+++ ENTRIES

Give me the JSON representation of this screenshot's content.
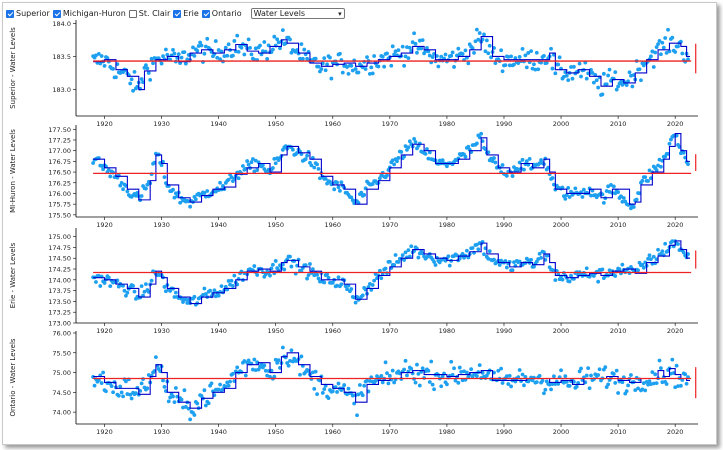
{
  "toolbar": {
    "lakes": [
      {
        "label": "Superior",
        "checked": true
      },
      {
        "label": "Michigan-Huron",
        "checked": true
      },
      {
        "label": "St. Clair",
        "checked": false
      },
      {
        "label": "Erie",
        "checked": true
      },
      {
        "label": "Ontario",
        "checked": true
      }
    ],
    "select_value": "Water Levels",
    "select_icon": "chevron-down-icon"
  },
  "colors": {
    "monthly_points": "#1ea0f0",
    "annual_mean_line": "#0000cc",
    "long_term_average": "#ee2222",
    "axis": "#000000"
  },
  "chart_data": [
    {
      "type": "scatter",
      "ylabel": "Superior - Water Levels",
      "ylim": [
        182.6,
        184.05
      ],
      "yticks": [
        183.0,
        183.5,
        184.0
      ],
      "ytick_labels": [
        "183.0",
        "183.5",
        "184.0"
      ],
      "xlim": [
        1915,
        2024
      ],
      "xticks": [
        1920,
        1930,
        1940,
        1950,
        1960,
        1970,
        1980,
        1990,
        2000,
        2010,
        2020
      ],
      "long_term_average": 183.43,
      "series": [
        {
          "type": "line",
          "points": [
            [
              1918,
              183.42
            ],
            [
              1920,
              183.45
            ],
            [
              1922,
              183.3
            ],
            [
              1924,
              183.2
            ],
            [
              1926,
              183.0
            ],
            [
              1927,
              183.28
            ],
            [
              1929,
              183.45
            ],
            [
              1931,
              183.5
            ],
            [
              1933,
              183.42
            ],
            [
              1935,
              183.55
            ],
            [
              1937,
              183.6
            ],
            [
              1939,
              183.55
            ],
            [
              1941,
              183.6
            ],
            [
              1943,
              183.68
            ],
            [
              1945,
              183.58
            ],
            [
              1947,
              183.55
            ],
            [
              1949,
              183.65
            ],
            [
              1951,
              183.75
            ],
            [
              1952,
              183.7
            ],
            [
              1954,
              183.55
            ],
            [
              1956,
              183.4
            ],
            [
              1958,
              183.35
            ],
            [
              1960,
              183.38
            ],
            [
              1962,
              183.4
            ],
            [
              1964,
              183.35
            ],
            [
              1966,
              183.4
            ],
            [
              1968,
              183.45
            ],
            [
              1970,
              183.5
            ],
            [
              1972,
              183.55
            ],
            [
              1974,
              183.65
            ],
            [
              1976,
              183.6
            ],
            [
              1978,
              183.45
            ],
            [
              1980,
              183.45
            ],
            [
              1982,
              183.5
            ],
            [
              1984,
              183.6
            ],
            [
              1986,
              183.8
            ],
            [
              1988,
              183.5
            ],
            [
              1990,
              183.45
            ],
            [
              1992,
              183.45
            ],
            [
              1994,
              183.45
            ],
            [
              1996,
              183.45
            ],
            [
              1998,
              183.55
            ],
            [
              1999,
              183.3
            ],
            [
              2001,
              183.25
            ],
            [
              2003,
              183.3
            ],
            [
              2005,
              183.2
            ],
            [
              2007,
              183.05
            ],
            [
              2009,
              183.15
            ],
            [
              2011,
              183.1
            ],
            [
              2013,
              183.25
            ],
            [
              2015,
              183.45
            ],
            [
              2017,
              183.6
            ],
            [
              2019,
              183.7
            ],
            [
              2021,
              183.65
            ],
            [
              2022,
              183.5
            ]
          ]
        },
        {
          "type": "scatter",
          "spread": 0.16
        }
      ]
    },
    {
      "type": "scatter",
      "ylabel": "MI-Huron - Water Levels",
      "ylim": [
        175.45,
        177.6
      ],
      "yticks": [
        175.5,
        175.75,
        176.0,
        176.25,
        176.5,
        176.75,
        177.0,
        177.25,
        177.5
      ],
      "ytick_labels": [
        "175.50",
        "175.75",
        "176.00",
        "176.25",
        "176.50",
        "176.75",
        "177.00",
        "177.25",
        "177.50"
      ],
      "xlim": [
        1915,
        2024
      ],
      "xticks": [
        1920,
        1930,
        1940,
        1950,
        1960,
        1970,
        1980,
        1990,
        2000,
        2010,
        2020
      ],
      "long_term_average": 176.47,
      "series": [
        {
          "type": "line",
          "points": [
            [
              1918,
              176.8
            ],
            [
              1920,
              176.6
            ],
            [
              1922,
              176.4
            ],
            [
              1924,
              176.1
            ],
            [
              1926,
              175.85
            ],
            [
              1928,
              176.3
            ],
            [
              1929,
              176.9
            ],
            [
              1930,
              176.7
            ],
            [
              1931,
              176.2
            ],
            [
              1933,
              175.9
            ],
            [
              1935,
              175.8
            ],
            [
              1937,
              175.95
            ],
            [
              1939,
              176.1
            ],
            [
              1941,
              176.15
            ],
            [
              1943,
              176.45
            ],
            [
              1945,
              176.6
            ],
            [
              1947,
              176.7
            ],
            [
              1949,
              176.5
            ],
            [
              1951,
              176.9
            ],
            [
              1952,
              177.1
            ],
            [
              1954,
              176.95
            ],
            [
              1956,
              176.8
            ],
            [
              1958,
              176.4
            ],
            [
              1960,
              176.2
            ],
            [
              1962,
              176.1
            ],
            [
              1964,
              175.75
            ],
            [
              1966,
              176.1
            ],
            [
              1968,
              176.3
            ],
            [
              1970,
              176.6
            ],
            [
              1972,
              176.9
            ],
            [
              1974,
              177.15
            ],
            [
              1976,
              177.0
            ],
            [
              1978,
              176.7
            ],
            [
              1980,
              176.7
            ],
            [
              1982,
              176.8
            ],
            [
              1984,
              177.0
            ],
            [
              1986,
              177.3
            ],
            [
              1987,
              176.9
            ],
            [
              1989,
              176.6
            ],
            [
              1991,
              176.5
            ],
            [
              1993,
              176.7
            ],
            [
              1995,
              176.6
            ],
            [
              1997,
              176.8
            ],
            [
              1998,
              176.5
            ],
            [
              1999,
              176.1
            ],
            [
              2001,
              176.0
            ],
            [
              2003,
              176.0
            ],
            [
              2005,
              176.1
            ],
            [
              2007,
              175.9
            ],
            [
              2009,
              176.1
            ],
            [
              2012,
              175.75
            ],
            [
              2013,
              175.8
            ],
            [
              2014,
              176.2
            ],
            [
              2016,
              176.5
            ],
            [
              2018,
              176.8
            ],
            [
              2019,
              177.1
            ],
            [
              2020,
              177.4
            ],
            [
              2021,
              177.0
            ],
            [
              2022,
              176.75
            ]
          ]
        },
        {
          "type": "scatter",
          "spread": 0.14
        }
      ]
    },
    {
      "type": "scatter",
      "ylabel": "Erie - Water Levels",
      "ylim": [
        173.0,
        175.2
      ],
      "yticks": [
        173.0,
        173.25,
        173.5,
        173.75,
        174.0,
        174.25,
        174.5,
        174.75,
        175.0
      ],
      "ytick_labels": [
        "173.00",
        "173.25",
        "173.50",
        "173.75",
        "174.00",
        "174.25",
        "174.50",
        "174.75",
        "175.00"
      ],
      "xlim": [
        1915,
        2024
      ],
      "xticks": [
        1920,
        1930,
        1940,
        1950,
        1960,
        1970,
        1980,
        1990,
        2000,
        2010,
        2020
      ],
      "long_term_average": 174.17,
      "series": [
        {
          "type": "line",
          "points": [
            [
              1918,
              174.05
            ],
            [
              1920,
              174.0
            ],
            [
              1922,
              173.9
            ],
            [
              1924,
              173.8
            ],
            [
              1926,
              173.6
            ],
            [
              1928,
              173.9
            ],
            [
              1929,
              174.2
            ],
            [
              1930,
              174.05
            ],
            [
              1931,
              173.8
            ],
            [
              1933,
              173.6
            ],
            [
              1935,
              173.45
            ],
            [
              1937,
              173.6
            ],
            [
              1939,
              173.7
            ],
            [
              1941,
              173.8
            ],
            [
              1943,
              174.0
            ],
            [
              1945,
              174.2
            ],
            [
              1947,
              174.25
            ],
            [
              1949,
              174.2
            ],
            [
              1951,
              174.4
            ],
            [
              1952,
              174.45
            ],
            [
              1954,
              174.3
            ],
            [
              1956,
              174.2
            ],
            [
              1958,
              174.0
            ],
            [
              1960,
              174.0
            ],
            [
              1962,
              173.9
            ],
            [
              1964,
              173.55
            ],
            [
              1966,
              173.8
            ],
            [
              1968,
              174.1
            ],
            [
              1970,
              174.3
            ],
            [
              1972,
              174.5
            ],
            [
              1974,
              174.7
            ],
            [
              1976,
              174.6
            ],
            [
              1978,
              174.5
            ],
            [
              1980,
              174.45
            ],
            [
              1982,
              174.55
            ],
            [
              1984,
              174.65
            ],
            [
              1986,
              174.85
            ],
            [
              1987,
              174.6
            ],
            [
              1989,
              174.4
            ],
            [
              1991,
              174.3
            ],
            [
              1993,
              174.4
            ],
            [
              1995,
              174.35
            ],
            [
              1997,
              174.6
            ],
            [
              1998,
              174.4
            ],
            [
              1999,
              174.1
            ],
            [
              2001,
              174.05
            ],
            [
              2003,
              174.1
            ],
            [
              2005,
              174.15
            ],
            [
              2007,
              174.1
            ],
            [
              2009,
              174.2
            ],
            [
              2011,
              174.25
            ],
            [
              2013,
              174.15
            ],
            [
              2015,
              174.4
            ],
            [
              2017,
              174.55
            ],
            [
              2019,
              174.8
            ],
            [
              2020,
              174.9
            ],
            [
              2021,
              174.7
            ],
            [
              2022,
              174.5
            ]
          ]
        },
        {
          "type": "scatter",
          "spread": 0.15
        }
      ]
    },
    {
      "type": "scatter",
      "ylabel": "Ontario - Water Levels",
      "ylim": [
        73.7,
        76.05
      ],
      "yticks": [
        74.0,
        74.5,
        75.0,
        75.5,
        76.0
      ],
      "ytick_labels": [
        "74.00",
        "74.50",
        "75.00",
        "75.50",
        "76.00"
      ],
      "xlim": [
        1915,
        2024
      ],
      "xticks": [
        1920,
        1930,
        1940,
        1950,
        1960,
        1970,
        1980,
        1990,
        2000,
        2010,
        2020
      ],
      "long_term_average": 74.85,
      "series": [
        {
          "type": "line",
          "points": [
            [
              1918,
              74.9
            ],
            [
              1920,
              74.75
            ],
            [
              1922,
              74.6
            ],
            [
              1924,
              74.6
            ],
            [
              1926,
              74.45
            ],
            [
              1928,
              74.9
            ],
            [
              1929,
              75.2
            ],
            [
              1930,
              75.0
            ],
            [
              1931,
              74.5
            ],
            [
              1933,
              74.25
            ],
            [
              1935,
              74.1
            ],
            [
              1937,
              74.35
            ],
            [
              1939,
              74.5
            ],
            [
              1941,
              74.6
            ],
            [
              1943,
              75.0
            ],
            [
              1945,
              75.2
            ],
            [
              1947,
              75.25
            ],
            [
              1949,
              75.0
            ],
            [
              1951,
              75.4
            ],
            [
              1952,
              75.5
            ],
            [
              1954,
              75.2
            ],
            [
              1956,
              74.9
            ],
            [
              1958,
              74.7
            ],
            [
              1960,
              74.6
            ],
            [
              1962,
              74.5
            ],
            [
              1964,
              74.25
            ],
            [
              1966,
              74.7
            ],
            [
              1968,
              74.8
            ],
            [
              1970,
              74.85
            ],
            [
              1972,
              75.0
            ],
            [
              1974,
              75.05
            ],
            [
              1976,
              74.95
            ],
            [
              1978,
              74.95
            ],
            [
              1980,
              74.9
            ],
            [
              1982,
              74.95
            ],
            [
              1984,
              75.0
            ],
            [
              1986,
              75.05
            ],
            [
              1988,
              74.8
            ],
            [
              1990,
              74.8
            ],
            [
              1992,
              74.8
            ],
            [
              1994,
              74.85
            ],
            [
              1996,
              74.85
            ],
            [
              1998,
              74.75
            ],
            [
              2000,
              74.8
            ],
            [
              2002,
              74.7
            ],
            [
              2004,
              74.85
            ],
            [
              2006,
              74.85
            ],
            [
              2008,
              74.9
            ],
            [
              2010,
              74.8
            ],
            [
              2012,
              74.75
            ],
            [
              2014,
              74.85
            ],
            [
              2016,
              74.85
            ],
            [
              2017,
              75.05
            ],
            [
              2018,
              74.9
            ],
            [
              2019,
              75.1
            ],
            [
              2020,
              74.95
            ],
            [
              2021,
              74.85
            ],
            [
              2022,
              74.8
            ]
          ]
        },
        {
          "type": "scatter",
          "spread": 0.28
        }
      ]
    }
  ]
}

++++++

§ **EXERCISE DIRECTIONS**: Find every line in the records above that contains the word "Ontario", and copy each one.

§ **SOLUTION BELOW**:
        "label": "Ontario",
      "ylabel": "Ontario - Water Levels",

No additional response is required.